**Exercise details:** Output every entry exactly as given.

**Entries provided:**
::::::

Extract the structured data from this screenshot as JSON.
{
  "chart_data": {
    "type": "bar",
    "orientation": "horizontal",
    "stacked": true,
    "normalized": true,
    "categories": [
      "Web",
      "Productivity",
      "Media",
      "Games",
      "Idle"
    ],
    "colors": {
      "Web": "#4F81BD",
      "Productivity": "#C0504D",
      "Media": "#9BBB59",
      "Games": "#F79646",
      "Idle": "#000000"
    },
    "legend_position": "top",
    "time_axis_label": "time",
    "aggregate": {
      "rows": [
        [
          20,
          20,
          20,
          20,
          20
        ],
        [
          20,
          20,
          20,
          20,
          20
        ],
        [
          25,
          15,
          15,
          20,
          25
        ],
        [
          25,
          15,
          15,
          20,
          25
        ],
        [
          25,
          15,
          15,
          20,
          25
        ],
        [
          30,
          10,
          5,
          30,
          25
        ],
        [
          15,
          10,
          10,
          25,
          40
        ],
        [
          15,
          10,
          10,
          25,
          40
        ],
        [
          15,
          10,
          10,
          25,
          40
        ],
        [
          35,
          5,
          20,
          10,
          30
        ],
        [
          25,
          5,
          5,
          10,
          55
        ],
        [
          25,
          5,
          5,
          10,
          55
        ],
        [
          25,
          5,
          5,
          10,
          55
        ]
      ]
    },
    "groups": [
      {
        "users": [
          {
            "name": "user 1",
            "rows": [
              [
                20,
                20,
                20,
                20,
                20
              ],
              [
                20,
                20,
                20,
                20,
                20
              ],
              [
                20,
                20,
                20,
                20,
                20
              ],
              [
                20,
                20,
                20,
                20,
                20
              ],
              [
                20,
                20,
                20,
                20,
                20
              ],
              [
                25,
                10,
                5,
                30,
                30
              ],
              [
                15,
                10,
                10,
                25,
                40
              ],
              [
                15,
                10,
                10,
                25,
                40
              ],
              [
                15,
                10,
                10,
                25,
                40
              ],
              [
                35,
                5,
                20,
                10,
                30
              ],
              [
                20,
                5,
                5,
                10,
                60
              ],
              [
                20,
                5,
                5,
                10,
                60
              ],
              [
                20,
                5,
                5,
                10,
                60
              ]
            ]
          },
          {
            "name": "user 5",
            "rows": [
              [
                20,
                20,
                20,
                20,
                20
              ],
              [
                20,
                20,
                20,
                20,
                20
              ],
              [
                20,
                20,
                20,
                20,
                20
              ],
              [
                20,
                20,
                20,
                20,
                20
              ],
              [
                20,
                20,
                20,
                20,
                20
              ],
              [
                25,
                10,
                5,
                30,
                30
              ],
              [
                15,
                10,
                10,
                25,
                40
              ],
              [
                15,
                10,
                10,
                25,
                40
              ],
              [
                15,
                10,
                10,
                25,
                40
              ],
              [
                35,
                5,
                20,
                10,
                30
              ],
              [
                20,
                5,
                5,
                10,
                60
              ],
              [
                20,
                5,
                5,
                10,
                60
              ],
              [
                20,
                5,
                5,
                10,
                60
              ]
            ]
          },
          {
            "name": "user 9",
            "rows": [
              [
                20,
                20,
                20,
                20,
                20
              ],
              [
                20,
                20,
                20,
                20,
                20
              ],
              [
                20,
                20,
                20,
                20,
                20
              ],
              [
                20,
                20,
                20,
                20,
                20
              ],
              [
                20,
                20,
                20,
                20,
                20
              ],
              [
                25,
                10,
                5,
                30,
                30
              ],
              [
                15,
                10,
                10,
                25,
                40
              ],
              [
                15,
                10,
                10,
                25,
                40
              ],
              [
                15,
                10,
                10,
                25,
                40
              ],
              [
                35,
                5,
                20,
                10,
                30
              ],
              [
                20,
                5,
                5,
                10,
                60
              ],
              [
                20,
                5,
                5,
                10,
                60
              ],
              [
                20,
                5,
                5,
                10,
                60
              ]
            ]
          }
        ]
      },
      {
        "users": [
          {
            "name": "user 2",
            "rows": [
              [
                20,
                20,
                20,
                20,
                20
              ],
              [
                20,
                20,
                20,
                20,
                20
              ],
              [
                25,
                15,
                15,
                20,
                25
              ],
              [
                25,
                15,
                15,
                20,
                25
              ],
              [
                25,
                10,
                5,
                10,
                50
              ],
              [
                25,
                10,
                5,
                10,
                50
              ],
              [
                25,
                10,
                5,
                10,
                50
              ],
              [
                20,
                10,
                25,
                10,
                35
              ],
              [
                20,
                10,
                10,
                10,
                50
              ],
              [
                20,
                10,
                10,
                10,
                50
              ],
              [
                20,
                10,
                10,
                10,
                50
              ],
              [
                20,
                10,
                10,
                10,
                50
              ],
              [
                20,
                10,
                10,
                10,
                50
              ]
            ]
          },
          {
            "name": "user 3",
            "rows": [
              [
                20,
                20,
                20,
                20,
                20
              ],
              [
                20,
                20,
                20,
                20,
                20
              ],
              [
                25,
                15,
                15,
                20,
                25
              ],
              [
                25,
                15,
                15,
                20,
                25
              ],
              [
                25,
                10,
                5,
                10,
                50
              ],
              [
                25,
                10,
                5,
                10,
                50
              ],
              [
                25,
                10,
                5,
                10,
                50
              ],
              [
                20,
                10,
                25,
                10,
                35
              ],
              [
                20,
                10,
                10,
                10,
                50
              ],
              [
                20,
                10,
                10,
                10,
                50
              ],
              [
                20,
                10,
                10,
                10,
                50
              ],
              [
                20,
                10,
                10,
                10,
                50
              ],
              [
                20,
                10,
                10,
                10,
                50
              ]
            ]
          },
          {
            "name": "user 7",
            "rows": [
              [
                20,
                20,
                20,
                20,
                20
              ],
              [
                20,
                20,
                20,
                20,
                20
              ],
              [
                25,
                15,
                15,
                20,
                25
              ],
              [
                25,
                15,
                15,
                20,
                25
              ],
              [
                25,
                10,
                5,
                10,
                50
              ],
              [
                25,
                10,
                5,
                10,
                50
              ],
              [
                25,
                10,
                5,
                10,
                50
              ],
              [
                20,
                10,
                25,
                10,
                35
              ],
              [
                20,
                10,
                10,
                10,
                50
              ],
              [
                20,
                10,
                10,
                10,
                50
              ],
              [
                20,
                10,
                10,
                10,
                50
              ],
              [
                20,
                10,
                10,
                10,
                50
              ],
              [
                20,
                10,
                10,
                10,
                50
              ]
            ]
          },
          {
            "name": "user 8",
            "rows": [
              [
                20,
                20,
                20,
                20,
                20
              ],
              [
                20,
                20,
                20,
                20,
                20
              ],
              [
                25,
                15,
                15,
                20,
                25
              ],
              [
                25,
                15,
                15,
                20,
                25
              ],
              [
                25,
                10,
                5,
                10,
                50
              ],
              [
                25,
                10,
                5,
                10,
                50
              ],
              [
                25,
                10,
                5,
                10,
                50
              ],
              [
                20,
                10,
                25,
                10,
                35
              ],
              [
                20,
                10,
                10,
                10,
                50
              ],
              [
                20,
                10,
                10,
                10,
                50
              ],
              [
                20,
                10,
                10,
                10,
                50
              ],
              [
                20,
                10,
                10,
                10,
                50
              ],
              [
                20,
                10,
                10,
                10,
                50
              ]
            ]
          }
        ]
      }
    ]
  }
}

::::::

**Solution to this task:**
Extract the structured data from this screenshot as JSON.
{
  "chart_data": {
    "type": "bar",
    "orientation": "horizontal",
    "stacked": true,
    "normalized": true,
    "categories": [
      "Web",
      "Productivity",
      "Media",
      "Games",
      "Idle"
    ],
    "colors": {
      "Web": "#4F81BD",
      "Productivity": "#C0504D",
      "Media": "#9BBB59",
      "Games": "#F79646",
      "Idle": "#000000"
    },
    "legend_position": "top",
    "time_axis_label": "time",
    "aggregate": {
      "rows": [
        [
          20,
          20,
          20,
          20,
          20
        ],
        [
          20,
          20,
          20,
          20,
          20
        ],
        [
          25,
          15,
          15,
          20,
          25
        ],
        [
          25,
          15,
          15,
          20,
          25
        ],
        [
          25,
          15,
          15,
          20,
          25
        ],
        [
          30,
          10,
          5,
          30,
          25
        ],
        [
          15,
          10,
          10,
          25,
          40
        ],
        [
          15,
          10,
          10,
          25,
          40
        ],
        [
          15,
          10,
          10,
          25,
          40
        ],
        [
          35,
          5,
          20,
          10,
          30
        ],
        [
          25,
          5,
          5,
          10,
          55
        ],
        [
          25,
          5,
          5,
          10,
          55
        ],
        [
          25,
          5,
          5,
          10,
          55
        ]
      ]
    },
    "groups": [
      {
        "users": [
          {
            "name": "user 1",
            "rows": [
              [
                20,
                20,
                20,
                20,
                20
              ],
              [
                20,
                20,
                20,
                20,
                20
              ],
              [
                20,
                20,
                20,
                20,
                20
              ],
              [
                20,
                20,
                20,
                20,
                20
              ],
              [
                20,
                20,
                20,
                20,
                20
              ],
              [
                25,
                10,
                5,
                30,
                30
              ],
              [
                15,
                10,
                10,
                25,
                40
              ],
              [
                15,
                10,
                10,
                25,
                40
              ],
              [
                15,
                10,
                10,
                25,
                40
              ],
              [
                35,
                5,
                20,
                10,
                30
              ],
              [
                20,
                5,
                5,
                10,
                60
              ],
              [
                20,
                5,
                5,
                10,
                60
              ],
              [
                20,
                5,
                5,
                10,
                60
              ]
            ]
          },
          {
            "name": "user 5",
            "rows": [
              [
                20,
                20,
                20,
                20,
                20
              ],
              [
                20,
                20,
                20,
                20,
                20
              ],
              [
                20,
                20,
                20,
                20,
                20
              ],
              [
                20,
                20,
                20,
                20,
                20
              ],
              [
                20,
                20,
                20,
                20,
                20
              ],
              [
                25,
                10,
                5,
                30,
                30
              ],
              [
                15,
                10,
                10,
                25,
                40
              ],
              [
                15,
                10,
                10,
                25,
                40
              ],
              [
                15,
                10,
                10,
                25,
                40
              ],
              [
                35,
                5,
                20,
                10,
                30
              ],
              [
                20,
                5,
                5,
                10,
                60
              ],
              [
                20,
                5,
                5,
                10,
                60
              ],
              [
                20,
                5,
                5,
                10,
                60
              ]
            ]
          },
          {
            "name": "user 9",
            "rows": [
              [
                20,
                20,
                20,
                20,
                20
              ],
              [
                20,
                20,
                20,
                20,
                20
              ],
              [
                20,
                20,
                20,
                20,
                20
              ],
              [
                20,
                20,
                20,
                20,
                20
              ],
              [
                20,
                20,
                20,
                20,
                20
              ],
              [
                25,
                10,
                5,
                30,
                30
              ],
              [
                15,
                10,
                10,
                25,
                40
              ],
              [
                15,
                10,
                10,
                25,
                40
              ],
              [
                15,
                10,
                10,
                25,
                40
              ],
              [
                35,
                5,
                20,
                10,
                30
              ],
              [
                20,
                5,
                5,
                10,
                60
              ],
              [
                20,
                5,
                5,
                10,
                60
              ],
              [
                20,
                5,
                5,
                10,
                60
              ]
            ]
          }
        ]
      },
      {
        "users": [
          {
            "name": "user 2",
            "rows": [
              [
                20,
                20,
                20,
                20,
                20
              ],
              [
                20,
                20,
                20,
                20,
                20
              ],
              [
                25,
                15,
                15,
                20,
                25
              ],
              [
                25,
                15,
                15,
                20,
                25
              ],
              [
                25,
                10,
                5,
                10,
                50
              ],
              [
                25,
                10,
                5,
                10,
                50
              ],
              [
                25,
                10,
                5,
                10,
                50
              ],
              [
                20,
                10,
                25,
                10,
                35
              ],
              [
                20,
                10,
                10,
                10,
                50
              ],
              [
                20,
                10,
                10,
                10,
                50
              ],
              [
                20,
                10,
                10,
                10,
                50
              ],
              [
                20,
                10,
                10,
                10,
                50
              ],
              [
                20,
                10,
                10,
                10,
                50
              ]
            ]
          },
          {
            "name": "user 3",
            "rows": [
              [
                20,
                20,
                20,
                20,
                20
              ],
              [
                20,
                20,
                20,
                20,
                20
              ],
              [
                25,
                15,
                15,
                20,
                25
              ],
              [
                25,
                15,
                15,
                20,
                25
              ],
              [
                25,
                10,
                5,
                10,
                50
              ],
              [
                25,
                10,
                5,
                10,
                50
              ],
              [
                25,
                10,
                5,
                10,
                50
              ],
              [
                20,
                10,
                25,
                10,
                35
              ],
              [
                20,
                10,
                10,
                10,
                50
              ],
              [
                20,
                10,
                10,
                10,
                50
              ],
              [
                20,
                10,
                10,
                10,
                50
              ],
              [
                20,
                10,
                10,
                10,
                50
              ],
              [
                20,
                10,
                10,
                10,
                50
              ]
            ]
          },
          {
            "name": "user 7",
            "rows": [
              [
                20,
                20,
                20,
                20,
                20
              ],
              [
                20,
                20,
                20,
                20,
                20
              ],
              [
                25,
                15,
                15,
                20,
                25
              ],
              [
                25,
                15,
                15,
                20,
                25
              ],
              [
                25,
                10,
                5,
                10,
                50
              ],
              [
                25,
                10,
                5,
                10,
                50
              ],
              [
                25,
                10,
                5,
                10,
                50
              ],
              [
                20,
                10,
                25,
                10,
                35
              ],
              [
                20,
                10,
                10,
                10,
                50
              ],
              [
                20,
                10,
                10,
                10,
                50
              ],
              [
                20,
                10,
                10,
                10,
                50
              ],
              [
                20,
                10,
                10,
                10,
                50
              ],
              [
                20,
                10,
                10,
                10,
                50
              ]
            ]
          },
          {
            "name": "user 8",
            "rows": [
              [
                20,
                20,
                20,
                20,
                20
              ],
              [
                20,
                20,
                20,
                20,
                20
              ],
              [
                25,
                15,
                15,
                20,
                25
              ],
              [
                25,
                15,
                15,
                20,
                25
              ],
              [
                25,
                10,
                5,
                10,
                50
              ],
              [
                25,
                10,
                5,
                10,
                50
              ],
              [
                25,
                10,
                5,
                10,
                50
              ],
              [
                20,
                10,
                25,
                10,
                35
              ],
              [
                20,
                10,
                10,
                10,
                50
              ],
              [
                20,
                10,
                10,
                10,
                50
              ],
              [
                20,
                10,
                10,
                10,
                50
              ],
              [
                20,
                10,
                10,
                10,
                50
              ],
              [
                20,
                10,
                10,
                10,
                50
              ]
            ]
          }
        ]
      }
    ]
  }
}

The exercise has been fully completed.